TASK DIRECTIONS - Below is a set of records; print all of them exactly as written.

(Stored data)
▽

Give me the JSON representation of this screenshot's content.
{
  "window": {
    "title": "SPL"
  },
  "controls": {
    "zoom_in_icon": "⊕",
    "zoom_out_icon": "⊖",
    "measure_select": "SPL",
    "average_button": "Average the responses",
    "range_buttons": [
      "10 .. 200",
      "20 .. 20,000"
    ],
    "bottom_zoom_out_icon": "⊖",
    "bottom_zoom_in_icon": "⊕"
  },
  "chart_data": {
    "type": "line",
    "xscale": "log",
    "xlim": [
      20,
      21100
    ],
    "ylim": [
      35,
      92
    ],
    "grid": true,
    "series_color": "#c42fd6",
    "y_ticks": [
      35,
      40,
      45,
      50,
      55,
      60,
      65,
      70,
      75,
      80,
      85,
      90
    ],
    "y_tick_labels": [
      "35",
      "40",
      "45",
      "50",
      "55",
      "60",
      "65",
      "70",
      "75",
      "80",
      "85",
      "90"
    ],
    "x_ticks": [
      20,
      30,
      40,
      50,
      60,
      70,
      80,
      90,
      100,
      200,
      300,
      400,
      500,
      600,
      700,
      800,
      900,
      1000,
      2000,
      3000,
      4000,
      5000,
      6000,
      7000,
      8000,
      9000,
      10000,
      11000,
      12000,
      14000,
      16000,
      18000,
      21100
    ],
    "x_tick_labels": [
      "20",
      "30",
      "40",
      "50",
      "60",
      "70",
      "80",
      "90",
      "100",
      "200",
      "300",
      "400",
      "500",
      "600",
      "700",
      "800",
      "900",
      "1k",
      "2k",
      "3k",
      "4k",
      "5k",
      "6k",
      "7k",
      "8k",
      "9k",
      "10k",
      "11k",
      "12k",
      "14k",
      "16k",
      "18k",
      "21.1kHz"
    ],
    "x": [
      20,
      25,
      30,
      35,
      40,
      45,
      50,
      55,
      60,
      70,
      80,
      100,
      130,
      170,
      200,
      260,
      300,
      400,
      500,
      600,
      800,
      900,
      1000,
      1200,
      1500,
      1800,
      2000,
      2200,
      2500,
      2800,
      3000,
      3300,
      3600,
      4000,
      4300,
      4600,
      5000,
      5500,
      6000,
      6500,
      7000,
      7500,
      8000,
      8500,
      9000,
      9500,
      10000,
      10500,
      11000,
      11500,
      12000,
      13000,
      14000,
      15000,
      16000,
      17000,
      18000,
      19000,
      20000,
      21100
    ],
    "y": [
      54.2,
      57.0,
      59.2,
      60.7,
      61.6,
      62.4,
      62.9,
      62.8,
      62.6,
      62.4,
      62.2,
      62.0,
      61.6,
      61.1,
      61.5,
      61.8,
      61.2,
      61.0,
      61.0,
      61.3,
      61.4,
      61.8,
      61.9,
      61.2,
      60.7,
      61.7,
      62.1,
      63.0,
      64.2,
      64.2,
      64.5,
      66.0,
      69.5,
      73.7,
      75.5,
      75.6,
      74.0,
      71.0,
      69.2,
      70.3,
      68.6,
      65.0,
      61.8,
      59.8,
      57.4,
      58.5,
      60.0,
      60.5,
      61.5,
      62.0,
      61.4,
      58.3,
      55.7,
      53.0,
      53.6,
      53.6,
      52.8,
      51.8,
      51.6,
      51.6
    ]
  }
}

△

FINISHED ANSWER -
Give me the JSON representation of this screenshot's content.
{
  "window": {
    "title": "SPL"
  },
  "controls": {
    "zoom_in_icon": "⊕",
    "zoom_out_icon": "⊖",
    "measure_select": "SPL",
    "average_button": "Average the responses",
    "range_buttons": [
      "10 .. 200",
      "20 .. 20,000"
    ],
    "bottom_zoom_out_icon": "⊖",
    "bottom_zoom_in_icon": "⊕"
  },
  "chart_data": {
    "type": "line",
    "xscale": "log",
    "xlim": [
      20,
      21100
    ],
    "ylim": [
      35,
      92
    ],
    "grid": true,
    "series_color": "#c42fd6",
    "y_ticks": [
      35,
      40,
      45,
      50,
      55,
      60,
      65,
      70,
      75,
      80,
      85,
      90
    ],
    "y_tick_labels": [
      "35",
      "40",
      "45",
      "50",
      "55",
      "60",
      "65",
      "70",
      "75",
      "80",
      "85",
      "90"
    ],
    "x_ticks": [
      20,
      30,
      40,
      50,
      60,
      70,
      80,
      90,
      100,
      200,
      300,
      400,
      500,
      600,
      700,
      800,
      900,
      1000,
      2000,
      3000,
      4000,
      5000,
      6000,
      7000,
      8000,
      9000,
      10000,
      11000,
      12000,
      14000,
      16000,
      18000,
      21100
    ],
    "x_tick_labels": [
      "20",
      "30",
      "40",
      "50",
      "60",
      "70",
      "80",
      "90",
      "100",
      "200",
      "300",
      "400",
      "500",
      "600",
      "700",
      "800",
      "900",
      "1k",
      "2k",
      "3k",
      "4k",
      "5k",
      "6k",
      "7k",
      "8k",
      "9k",
      "10k",
      "11k",
      "12k",
      "14k",
      "16k",
      "18k",
      "21.1kHz"
    ],
    "x": [
      20,
      25,
      30,
      35,
      40,
      45,
      50,
      55,
      60,
      70,
      80,
      100,
      130,
      170,
      200,
      260,
      300,
      400,
      500,
      600,
      800,
      900,
      1000,
      1200,
      1500,
      1800,
      2000,
      2200,
      2500,
      2800,
      3000,
      3300,
      3600,
      4000,
      4300,
      4600,
      5000,
      5500,
      6000,
      6500,
      7000,
      7500,
      8000,
      8500,
      9000,
      9500,
      10000,
      10500,
      11000,
      11500,
      12000,
      13000,
      14000,
      15000,
      16000,
      17000,
      18000,
      19000,
      20000,
      21100
    ],
    "y": [
      54.2,
      57.0,
      59.2,
      60.7,
      61.6,
      62.4,
      62.9,
      62.8,
      62.6,
      62.4,
      62.2,
      62.0,
      61.6,
      61.1,
      61.5,
      61.8,
      61.2,
      61.0,
      61.0,
      61.3,
      61.4,
      61.8,
      61.9,
      61.2,
      60.7,
      61.7,
      62.1,
      63.0,
      64.2,
      64.2,
      64.5,
      66.0,
      69.5,
      73.7,
      75.5,
      75.6,
      74.0,
      71.0,
      69.2,
      70.3,
      68.6,
      65.0,
      61.8,
      59.8,
      57.4,
      58.5,
      60.0,
      60.5,
      61.5,
      62.0,
      61.4,
      58.3,
      55.7,
      53.0,
      53.6,
      53.6,
      52.8,
      51.8,
      51.6,
      51.6
    ]
  }
}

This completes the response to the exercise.